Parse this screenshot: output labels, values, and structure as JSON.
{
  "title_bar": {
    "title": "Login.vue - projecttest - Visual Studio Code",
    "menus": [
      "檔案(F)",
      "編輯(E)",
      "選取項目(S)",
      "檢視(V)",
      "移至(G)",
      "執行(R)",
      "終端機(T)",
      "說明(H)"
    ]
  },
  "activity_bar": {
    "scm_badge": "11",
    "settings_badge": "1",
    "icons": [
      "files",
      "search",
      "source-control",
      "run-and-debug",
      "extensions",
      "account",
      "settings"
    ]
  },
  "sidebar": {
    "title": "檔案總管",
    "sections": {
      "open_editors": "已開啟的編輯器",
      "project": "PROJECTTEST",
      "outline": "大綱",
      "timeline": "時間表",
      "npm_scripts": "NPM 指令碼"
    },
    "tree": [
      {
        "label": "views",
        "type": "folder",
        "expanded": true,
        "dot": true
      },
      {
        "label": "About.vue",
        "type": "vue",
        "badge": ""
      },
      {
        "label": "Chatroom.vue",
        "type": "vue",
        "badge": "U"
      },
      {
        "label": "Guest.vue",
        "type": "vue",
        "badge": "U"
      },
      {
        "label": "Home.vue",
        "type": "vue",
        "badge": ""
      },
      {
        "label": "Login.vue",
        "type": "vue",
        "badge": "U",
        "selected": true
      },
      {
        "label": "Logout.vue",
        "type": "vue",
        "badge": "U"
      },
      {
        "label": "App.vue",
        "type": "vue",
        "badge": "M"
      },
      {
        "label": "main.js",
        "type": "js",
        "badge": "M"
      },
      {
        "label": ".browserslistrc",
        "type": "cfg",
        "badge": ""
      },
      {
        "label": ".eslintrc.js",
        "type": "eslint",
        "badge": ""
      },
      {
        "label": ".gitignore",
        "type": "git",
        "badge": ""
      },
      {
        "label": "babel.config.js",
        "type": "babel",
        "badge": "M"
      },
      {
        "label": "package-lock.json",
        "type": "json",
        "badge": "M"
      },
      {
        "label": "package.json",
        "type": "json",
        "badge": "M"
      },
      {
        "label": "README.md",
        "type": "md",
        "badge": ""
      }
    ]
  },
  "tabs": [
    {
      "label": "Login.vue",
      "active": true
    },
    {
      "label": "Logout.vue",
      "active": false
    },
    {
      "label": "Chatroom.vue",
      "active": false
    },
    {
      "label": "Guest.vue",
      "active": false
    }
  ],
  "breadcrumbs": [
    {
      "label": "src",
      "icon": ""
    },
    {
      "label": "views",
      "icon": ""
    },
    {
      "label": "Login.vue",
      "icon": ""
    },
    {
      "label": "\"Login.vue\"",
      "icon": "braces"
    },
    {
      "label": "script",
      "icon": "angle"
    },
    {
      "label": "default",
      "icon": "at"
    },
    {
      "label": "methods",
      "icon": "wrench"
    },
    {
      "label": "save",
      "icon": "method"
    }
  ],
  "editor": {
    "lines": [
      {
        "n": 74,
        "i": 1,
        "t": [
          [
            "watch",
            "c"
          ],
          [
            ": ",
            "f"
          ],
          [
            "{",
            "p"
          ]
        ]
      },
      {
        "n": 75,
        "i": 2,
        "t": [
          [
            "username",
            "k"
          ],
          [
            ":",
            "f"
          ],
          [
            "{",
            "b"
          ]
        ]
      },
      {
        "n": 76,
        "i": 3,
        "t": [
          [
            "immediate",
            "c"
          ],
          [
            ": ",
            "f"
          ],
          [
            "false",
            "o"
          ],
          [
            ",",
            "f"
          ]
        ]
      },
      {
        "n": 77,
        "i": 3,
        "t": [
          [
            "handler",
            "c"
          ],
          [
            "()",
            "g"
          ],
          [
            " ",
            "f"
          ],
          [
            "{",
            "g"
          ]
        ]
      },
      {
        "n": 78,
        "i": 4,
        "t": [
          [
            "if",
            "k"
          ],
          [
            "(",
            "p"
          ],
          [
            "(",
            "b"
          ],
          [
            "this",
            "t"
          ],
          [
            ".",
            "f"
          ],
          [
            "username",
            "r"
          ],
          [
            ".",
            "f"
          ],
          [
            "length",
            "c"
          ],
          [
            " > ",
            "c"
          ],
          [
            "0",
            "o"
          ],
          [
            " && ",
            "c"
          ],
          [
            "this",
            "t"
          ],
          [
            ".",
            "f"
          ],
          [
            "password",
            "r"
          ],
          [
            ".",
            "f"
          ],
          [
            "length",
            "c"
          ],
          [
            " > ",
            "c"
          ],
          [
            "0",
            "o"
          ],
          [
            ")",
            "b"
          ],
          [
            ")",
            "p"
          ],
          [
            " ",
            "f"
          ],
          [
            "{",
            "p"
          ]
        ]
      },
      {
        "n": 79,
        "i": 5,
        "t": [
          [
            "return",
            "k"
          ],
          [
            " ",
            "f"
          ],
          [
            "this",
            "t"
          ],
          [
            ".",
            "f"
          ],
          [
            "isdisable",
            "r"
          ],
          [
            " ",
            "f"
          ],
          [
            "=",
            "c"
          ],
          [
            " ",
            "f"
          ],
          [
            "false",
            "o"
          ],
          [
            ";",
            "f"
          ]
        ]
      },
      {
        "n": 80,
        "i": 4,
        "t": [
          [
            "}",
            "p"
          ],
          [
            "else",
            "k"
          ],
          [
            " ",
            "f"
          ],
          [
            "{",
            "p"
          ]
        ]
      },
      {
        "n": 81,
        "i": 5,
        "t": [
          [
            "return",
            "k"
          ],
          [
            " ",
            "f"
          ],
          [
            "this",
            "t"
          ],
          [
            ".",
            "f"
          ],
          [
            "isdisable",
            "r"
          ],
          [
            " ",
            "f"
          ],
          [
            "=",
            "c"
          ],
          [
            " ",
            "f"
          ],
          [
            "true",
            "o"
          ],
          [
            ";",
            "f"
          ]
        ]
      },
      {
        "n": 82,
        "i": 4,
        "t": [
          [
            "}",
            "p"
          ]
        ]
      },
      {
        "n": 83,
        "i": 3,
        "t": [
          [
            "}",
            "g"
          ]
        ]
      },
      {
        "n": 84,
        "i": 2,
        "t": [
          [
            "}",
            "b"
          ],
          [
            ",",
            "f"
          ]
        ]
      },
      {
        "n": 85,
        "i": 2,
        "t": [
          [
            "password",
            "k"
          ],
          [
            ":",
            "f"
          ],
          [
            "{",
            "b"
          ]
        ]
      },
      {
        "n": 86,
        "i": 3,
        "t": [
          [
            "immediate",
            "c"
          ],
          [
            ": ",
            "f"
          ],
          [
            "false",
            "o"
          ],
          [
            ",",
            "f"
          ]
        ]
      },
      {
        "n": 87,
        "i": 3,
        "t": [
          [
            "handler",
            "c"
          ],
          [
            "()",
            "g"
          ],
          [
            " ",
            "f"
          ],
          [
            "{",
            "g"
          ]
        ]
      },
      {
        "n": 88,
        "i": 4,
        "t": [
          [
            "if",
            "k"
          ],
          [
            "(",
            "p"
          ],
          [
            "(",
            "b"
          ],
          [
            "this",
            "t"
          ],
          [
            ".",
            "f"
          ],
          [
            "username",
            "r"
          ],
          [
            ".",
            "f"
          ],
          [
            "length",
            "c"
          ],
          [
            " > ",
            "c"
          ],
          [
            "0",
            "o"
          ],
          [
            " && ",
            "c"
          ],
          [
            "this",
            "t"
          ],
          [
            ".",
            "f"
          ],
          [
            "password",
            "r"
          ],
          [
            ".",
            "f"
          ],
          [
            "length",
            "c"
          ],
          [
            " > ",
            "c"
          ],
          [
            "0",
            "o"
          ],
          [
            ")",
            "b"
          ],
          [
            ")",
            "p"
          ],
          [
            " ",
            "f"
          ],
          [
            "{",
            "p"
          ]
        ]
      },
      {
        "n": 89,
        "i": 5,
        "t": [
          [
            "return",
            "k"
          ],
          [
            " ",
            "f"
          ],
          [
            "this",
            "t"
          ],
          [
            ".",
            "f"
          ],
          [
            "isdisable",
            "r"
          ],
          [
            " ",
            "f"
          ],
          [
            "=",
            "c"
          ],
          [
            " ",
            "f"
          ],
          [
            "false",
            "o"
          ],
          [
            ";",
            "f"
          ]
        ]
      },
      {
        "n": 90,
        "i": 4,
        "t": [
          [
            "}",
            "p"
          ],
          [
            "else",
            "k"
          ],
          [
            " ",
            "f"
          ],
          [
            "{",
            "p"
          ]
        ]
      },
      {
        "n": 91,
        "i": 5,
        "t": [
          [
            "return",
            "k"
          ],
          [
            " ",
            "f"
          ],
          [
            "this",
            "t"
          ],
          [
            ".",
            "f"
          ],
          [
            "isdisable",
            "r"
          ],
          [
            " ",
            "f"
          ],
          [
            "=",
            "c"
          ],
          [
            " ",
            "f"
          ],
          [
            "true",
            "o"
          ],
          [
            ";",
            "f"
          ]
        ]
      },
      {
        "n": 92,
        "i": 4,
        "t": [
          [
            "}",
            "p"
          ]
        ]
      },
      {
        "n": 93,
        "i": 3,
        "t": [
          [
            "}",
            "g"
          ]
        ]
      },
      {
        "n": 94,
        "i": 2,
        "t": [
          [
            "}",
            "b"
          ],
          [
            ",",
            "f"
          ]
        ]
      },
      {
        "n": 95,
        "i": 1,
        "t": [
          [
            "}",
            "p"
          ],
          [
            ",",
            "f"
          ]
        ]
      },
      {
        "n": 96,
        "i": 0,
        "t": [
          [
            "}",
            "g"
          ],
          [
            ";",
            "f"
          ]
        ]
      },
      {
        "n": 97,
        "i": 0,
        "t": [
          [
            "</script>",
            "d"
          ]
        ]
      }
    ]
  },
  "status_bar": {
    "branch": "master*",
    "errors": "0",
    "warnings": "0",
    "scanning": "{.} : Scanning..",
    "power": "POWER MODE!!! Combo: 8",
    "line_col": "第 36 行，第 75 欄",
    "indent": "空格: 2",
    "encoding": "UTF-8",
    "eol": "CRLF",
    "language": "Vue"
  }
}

☆ ☆ ☆ ☆ ☆ ☆ ☆

Return each line in the records that holds the string "true".

        "expanded": true,
        "dot": true
        "selected": true
      "active": true
            "true",
            "true",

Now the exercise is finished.